▸ **Exercise requirements**:
The expected output is the data itself, duplicated in full.

__________________________________________________

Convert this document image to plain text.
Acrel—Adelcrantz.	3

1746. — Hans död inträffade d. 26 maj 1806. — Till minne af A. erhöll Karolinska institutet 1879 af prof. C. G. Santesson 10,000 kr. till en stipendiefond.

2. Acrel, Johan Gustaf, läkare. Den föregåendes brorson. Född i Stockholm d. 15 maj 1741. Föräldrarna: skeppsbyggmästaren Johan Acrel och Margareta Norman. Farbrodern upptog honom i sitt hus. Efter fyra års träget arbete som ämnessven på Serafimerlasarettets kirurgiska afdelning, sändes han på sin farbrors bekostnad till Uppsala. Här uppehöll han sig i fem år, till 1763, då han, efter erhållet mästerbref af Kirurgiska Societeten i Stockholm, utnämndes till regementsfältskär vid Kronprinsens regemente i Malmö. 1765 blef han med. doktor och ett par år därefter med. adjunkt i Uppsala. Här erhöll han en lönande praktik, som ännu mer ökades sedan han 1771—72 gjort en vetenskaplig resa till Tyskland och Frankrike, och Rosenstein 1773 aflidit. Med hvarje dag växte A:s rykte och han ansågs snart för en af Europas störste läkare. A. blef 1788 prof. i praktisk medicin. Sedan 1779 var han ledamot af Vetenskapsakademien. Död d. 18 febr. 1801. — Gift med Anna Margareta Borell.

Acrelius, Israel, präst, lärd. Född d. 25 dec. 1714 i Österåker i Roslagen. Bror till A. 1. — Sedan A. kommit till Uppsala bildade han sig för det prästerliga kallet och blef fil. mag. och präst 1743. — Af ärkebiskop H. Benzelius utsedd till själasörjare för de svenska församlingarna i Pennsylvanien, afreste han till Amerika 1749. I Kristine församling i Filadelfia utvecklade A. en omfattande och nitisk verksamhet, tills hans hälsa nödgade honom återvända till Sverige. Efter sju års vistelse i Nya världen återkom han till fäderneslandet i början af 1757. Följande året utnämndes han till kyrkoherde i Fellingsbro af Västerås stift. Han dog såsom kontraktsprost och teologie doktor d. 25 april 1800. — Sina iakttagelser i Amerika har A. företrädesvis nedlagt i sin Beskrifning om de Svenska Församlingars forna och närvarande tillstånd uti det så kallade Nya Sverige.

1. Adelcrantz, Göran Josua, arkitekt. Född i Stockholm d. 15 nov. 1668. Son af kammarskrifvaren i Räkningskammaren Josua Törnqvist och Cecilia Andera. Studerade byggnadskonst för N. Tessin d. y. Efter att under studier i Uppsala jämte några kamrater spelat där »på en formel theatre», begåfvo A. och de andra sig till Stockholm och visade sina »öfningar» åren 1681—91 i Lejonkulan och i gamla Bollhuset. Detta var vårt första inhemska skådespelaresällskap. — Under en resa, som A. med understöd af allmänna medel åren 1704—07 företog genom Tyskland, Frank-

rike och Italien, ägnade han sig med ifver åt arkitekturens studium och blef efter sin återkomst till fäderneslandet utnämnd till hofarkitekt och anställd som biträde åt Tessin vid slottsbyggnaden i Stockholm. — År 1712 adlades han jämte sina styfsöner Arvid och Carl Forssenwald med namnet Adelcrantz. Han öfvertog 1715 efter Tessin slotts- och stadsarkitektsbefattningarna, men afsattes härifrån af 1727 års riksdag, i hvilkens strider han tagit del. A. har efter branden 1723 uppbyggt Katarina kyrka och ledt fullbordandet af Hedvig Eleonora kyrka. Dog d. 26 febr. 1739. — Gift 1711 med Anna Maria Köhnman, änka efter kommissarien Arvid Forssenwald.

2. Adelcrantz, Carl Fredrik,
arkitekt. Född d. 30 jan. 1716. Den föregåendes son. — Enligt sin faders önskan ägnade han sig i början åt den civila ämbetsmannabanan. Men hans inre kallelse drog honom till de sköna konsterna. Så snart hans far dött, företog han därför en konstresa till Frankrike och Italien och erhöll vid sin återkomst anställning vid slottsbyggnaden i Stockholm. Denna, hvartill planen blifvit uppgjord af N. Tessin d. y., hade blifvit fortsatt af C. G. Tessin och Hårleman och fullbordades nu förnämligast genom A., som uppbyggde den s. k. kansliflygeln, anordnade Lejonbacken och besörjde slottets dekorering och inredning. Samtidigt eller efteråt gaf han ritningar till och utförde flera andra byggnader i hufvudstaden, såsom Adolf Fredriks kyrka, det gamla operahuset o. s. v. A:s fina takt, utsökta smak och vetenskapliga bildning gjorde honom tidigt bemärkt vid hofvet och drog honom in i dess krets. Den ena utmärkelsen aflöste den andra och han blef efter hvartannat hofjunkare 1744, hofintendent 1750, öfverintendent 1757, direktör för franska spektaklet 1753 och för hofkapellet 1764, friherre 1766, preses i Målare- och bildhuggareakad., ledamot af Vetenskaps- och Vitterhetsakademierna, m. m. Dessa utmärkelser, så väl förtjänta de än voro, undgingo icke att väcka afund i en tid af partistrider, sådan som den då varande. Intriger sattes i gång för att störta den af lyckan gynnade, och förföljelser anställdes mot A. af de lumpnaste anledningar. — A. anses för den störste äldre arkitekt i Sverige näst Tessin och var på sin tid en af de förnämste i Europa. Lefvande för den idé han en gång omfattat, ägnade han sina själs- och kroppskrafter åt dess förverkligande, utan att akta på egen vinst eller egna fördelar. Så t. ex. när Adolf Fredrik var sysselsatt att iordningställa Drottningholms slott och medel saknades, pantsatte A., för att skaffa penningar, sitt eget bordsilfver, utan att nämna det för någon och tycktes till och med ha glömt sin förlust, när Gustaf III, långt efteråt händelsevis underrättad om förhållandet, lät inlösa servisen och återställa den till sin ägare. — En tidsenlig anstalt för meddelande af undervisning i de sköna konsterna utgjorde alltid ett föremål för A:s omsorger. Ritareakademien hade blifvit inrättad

__________________________________________________

▸ **Problem solution**:
Convert this document image to plain text.
Acrel—Adelcrantz.	3

1746. — Hans död inträffade d. 26 maj 1806. — Till minne af A. erhöll Karolinska institutet 1879 af prof. C. G. Santesson 10,000 kr. till en stipendiefond.

2. Acrel, Johan Gustaf, läkare. Den föregåendes brorson. Född i Stockholm d. 15 maj 1741. Föräldrarna: skeppsbyggmästaren Johan Acrel och Margareta Norman. Farbrodern upptog honom i sitt hus. Efter fyra års träget arbete som ämnessven på Serafimerlasarettets kirurgiska afdelning, sändes han på sin farbrors bekostnad till Uppsala. Här uppehöll han sig i fem år, till 1763, då han, efter erhållet mästerbref af Kirurgiska Societeten i Stockholm, utnämndes till regementsfältskär vid Kronprinsens regemente i Malmö. 1765 blef han med. doktor och ett par år därefter med. adjunkt i Uppsala. Här erhöll han en lönande praktik, som ännu mer ökades sedan han 1771—72 gjort en vetenskaplig resa till Tyskland och Frankrike, och Rosenstein 1773 aflidit. Med hvarje dag växte A:s rykte och han ansågs snart för en af Europas störste läkare. A. blef 1788 prof. i praktisk medicin. Sedan 1779 var han ledamot af Vetenskapsakademien. Död d. 18 febr. 1801. — Gift med Anna Margareta Borell.

Acrelius, Israel, präst, lärd. Född d. 25 dec. 1714 i Österåker i Roslagen. Bror till A. 1. — Sedan A. kommit till Uppsala bildade han sig för det prästerliga kallet och blef fil. mag. och präst 1743. — Af ärkebiskop H. Benzelius utsedd till själasörjare för de svenska församlingarna i Pennsylvanien, afreste han till Amerika 1749. I Kristine församling i Filadelfia utvecklade A. en omfattande och nitisk verksamhet, tills hans hälsa nödgade honom återvända till Sverige. Efter sju års vistelse i Nya världen återkom han till fäderneslandet i början af 1757. Följande året utnämndes han till kyrkoherde i Fellingsbro af Västerås stift. Han dog såsom kontraktsprost och teologie doktor d. 25 april 1800. — Sina iakttagelser i Amerika har A. företrädesvis nedlagt i sin Beskrifning om de Svenska Församlingars forna och närvarande tillstånd uti det så kallade Nya Sverige.

1. Adelcrantz, Göran Josua, arkitekt. Född i Stockholm d. 15 nov. 1668. Son af kammarskrifvaren i Räkningskammaren Josua Törnqvist och Cecilia Andera. Studerade byggnadskonst för N. Tessin d. y. Efter att under studier i Uppsala jämte några kamrater spelat där »på en formel theatre», begåfvo A. och de andra sig till Stockholm och visade sina »öfningar» åren 1681—91 i Lejonkulan och i gamla Bollhuset. Detta var vårt första inhemska skådespelaresällskap. — Under en resa, som A. med understöd af allmänna medel åren 1704—07 företog genom Tyskland, Frank-

rike och Italien, ägnade han sig med ifver åt arkitekturens studium och blef efter sin återkomst till fäderneslandet utnämnd till hofarkitekt och anställd som biträde åt Tessin vid slottsbyggnaden i Stockholm. — År 1712 adlades han jämte sina styfsöner Arvid och Carl Forssenwald med namnet Adelcrantz. Han öfvertog 1715 efter Tessin slotts- och stadsarkitektsbefattningarna, men afsattes härifrån af 1727 års riksdag, i hvilkens strider han tagit del. A. har efter branden 1723 uppbyggt Katarina kyrka och ledt fullbordandet af Hedvig Eleonora kyrka. Dog d. 26 febr. 1739. — Gift 1711 med Anna Maria Köhnman, änka efter kommissarien Arvid Forssenwald.

2. Adelcrantz, Carl Fredrik,
arkitekt. Född d. 30 jan. 1716. Den föregåendes son. — Enligt sin faders önskan ägnade han sig i början åt den civila ämbetsmannabanan. Men hans inre kallelse drog honom till de sköna konsterna. Så snart hans far dött, företog han därför en konstresa till Frankrike och Italien och erhöll vid sin återkomst anställning vid slottsbyggnaden i Stockholm. Denna, hvartill planen blifvit uppgjord af N. Tessin d. y., hade blifvit fortsatt af C. G. Tessin och Hårleman och fullbordades nu förnämligast genom A., som uppbyggde den s. k. kansliflygeln, anordnade Lejonbacken och besörjde slottets dekorering och inredning. Samtidigt eller efteråt gaf han ritningar till och utförde flera andra byggnader i hufvudstaden, såsom Adolf Fredriks kyrka, det gamla operahuset o. s. v. A:s fina takt, utsökta smak och vetenskapliga bildning gjorde honom tidigt bemärkt vid hofvet och drog honom in i dess krets. Den ena utmärkelsen aflöste den andra och han blef efter hvartannat hofjunkare 1744, hofintendent 1750, öfverintendent 1757, direktör för franska spektaklet 1753 och för hofkapellet 1764, friherre 1766, preses i Målare- och bildhuggareakad., ledamot af Vetenskaps- och Vitterhetsakademierna, m. m. Dessa utmärkelser, så väl förtjänta de än voro, undgingo icke att väcka afund i en tid af partistrider, sådan som den då varande. Intriger sattes i gång för att störta den af lyckan gynnade, och förföljelser anställdes mot A. af de lumpnaste anledningar. — A. anses för den störste äldre arkitekt i Sverige näst Tessin och var på sin tid en af de förnämste i Europa. Lefvande för den idé han en gång omfattat, ägnade han sina själs- och kroppskrafter åt dess förverkligande, utan att akta på egen vinst eller egna fördelar. Så t. ex. när Adolf Fredrik var sysselsatt att iordningställa Drottningholms slott och medel saknades, pantsatte A., för att skaffa penningar, sitt eget bordsilfver, utan att nämna det för någon och tycktes till och med ha glömt sin förlust, när Gustaf III, långt efteråt händelsevis underrättad om förhållandet, lät inlösa servisen och återställa den till sin ägare. — En tidsenlig anstalt för meddelande af undervisning i de sköna konsterna utgjorde alltid ett föremål för A:s omsorger. Ritareakademien hade blifvit inrättad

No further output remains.